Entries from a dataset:
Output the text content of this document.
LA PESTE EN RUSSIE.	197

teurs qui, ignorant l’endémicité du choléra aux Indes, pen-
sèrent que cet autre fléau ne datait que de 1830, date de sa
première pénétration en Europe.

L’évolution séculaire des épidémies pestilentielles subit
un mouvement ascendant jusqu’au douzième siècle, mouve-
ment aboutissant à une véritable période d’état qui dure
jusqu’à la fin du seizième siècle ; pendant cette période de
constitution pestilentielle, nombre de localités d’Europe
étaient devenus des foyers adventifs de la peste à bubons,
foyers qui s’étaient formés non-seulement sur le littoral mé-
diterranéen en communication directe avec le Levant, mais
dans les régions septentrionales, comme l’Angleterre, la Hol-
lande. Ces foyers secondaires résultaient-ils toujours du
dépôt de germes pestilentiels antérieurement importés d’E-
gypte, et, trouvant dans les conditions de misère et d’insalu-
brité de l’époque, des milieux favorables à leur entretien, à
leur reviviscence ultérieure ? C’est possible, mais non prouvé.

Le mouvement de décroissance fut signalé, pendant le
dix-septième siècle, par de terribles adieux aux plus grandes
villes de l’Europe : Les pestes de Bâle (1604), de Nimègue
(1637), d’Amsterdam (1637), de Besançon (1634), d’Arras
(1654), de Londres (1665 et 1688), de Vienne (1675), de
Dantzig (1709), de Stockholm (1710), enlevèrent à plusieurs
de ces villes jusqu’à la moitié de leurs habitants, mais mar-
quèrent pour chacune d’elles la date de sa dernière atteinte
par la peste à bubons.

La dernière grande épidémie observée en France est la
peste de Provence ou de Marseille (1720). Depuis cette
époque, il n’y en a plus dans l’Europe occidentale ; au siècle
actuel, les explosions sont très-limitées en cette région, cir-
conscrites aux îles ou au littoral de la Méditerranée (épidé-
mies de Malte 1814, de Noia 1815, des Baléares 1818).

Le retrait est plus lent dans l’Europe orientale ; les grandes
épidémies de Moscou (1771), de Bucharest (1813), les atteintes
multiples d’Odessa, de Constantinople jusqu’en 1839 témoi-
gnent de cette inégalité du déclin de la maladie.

▶ **Aim of the task**
Nothing in the listing may be changed; retype it all exactly.

▶ **Output for this task**
Output the text content of this document.
LA PESTE EN RUSSIE.	197

teurs qui, ignorant l’endémicité du choléra aux Indes, pen-
sèrent que cet autre fléau ne datait que de 1830, date de sa
première pénétration en Europe.

L’évolution séculaire des épidémies pestilentielles subit
un mouvement ascendant jusqu’au douzième siècle, mouve-
ment aboutissant à une véritable période d’état qui dure
jusqu’à la fin du seizième siècle ; pendant cette période de
constitution pestilentielle, nombre de localités d’Europe
étaient devenus des foyers adventifs de la peste à bubons,
foyers qui s’étaient formés non-seulement sur le littoral mé-
diterranéen en communication directe avec le Levant, mais
dans les régions septentrionales, comme l’Angleterre, la Hol-
lande. Ces foyers secondaires résultaient-ils toujours du
dépôt de germes pestilentiels antérieurement importés d’E-
gypte, et, trouvant dans les conditions de misère et d’insalu-
brité de l’époque, des milieux favorables à leur entretien, à
leur reviviscence ultérieure ? C’est possible, mais non prouvé.

Le mouvement de décroissance fut signalé, pendant le
dix-septième siècle, par de terribles adieux aux plus grandes
villes de l’Europe : Les pestes de Bâle (1604), de Nimègue
(1637), d’Amsterdam (1637), de Besançon (1634), d’Arras
(1654), de Londres (1665 et 1688), de Vienne (1675), de
Dantzig (1709), de Stockholm (1710), enlevèrent à plusieurs
de ces villes jusqu’à la moitié de leurs habitants, mais mar-
quèrent pour chacune d’elles la date de sa dernière atteinte
par la peste à bubons.

La dernière grande épidémie observée en France est la
peste de Provence ou de Marseille (1720). Depuis cette
époque, il n’y en a plus dans l’Europe occidentale ; au siècle
actuel, les explosions sont très-limitées en cette région, cir-
conscrites aux îles ou au littoral de la Méditerranée (épidé-
mies de Malte 1814, de Noia 1815, des Baléares 1818).

Le retrait est plus lent dans l’Europe orientale ; les grandes
épidémies de Moscou (1771), de Bucharest (1813), les atteintes
multiples d’Odessa, de Constantinople jusqu’en 1839 témoi-
gnent de cette inégalité du déclin de la maladie.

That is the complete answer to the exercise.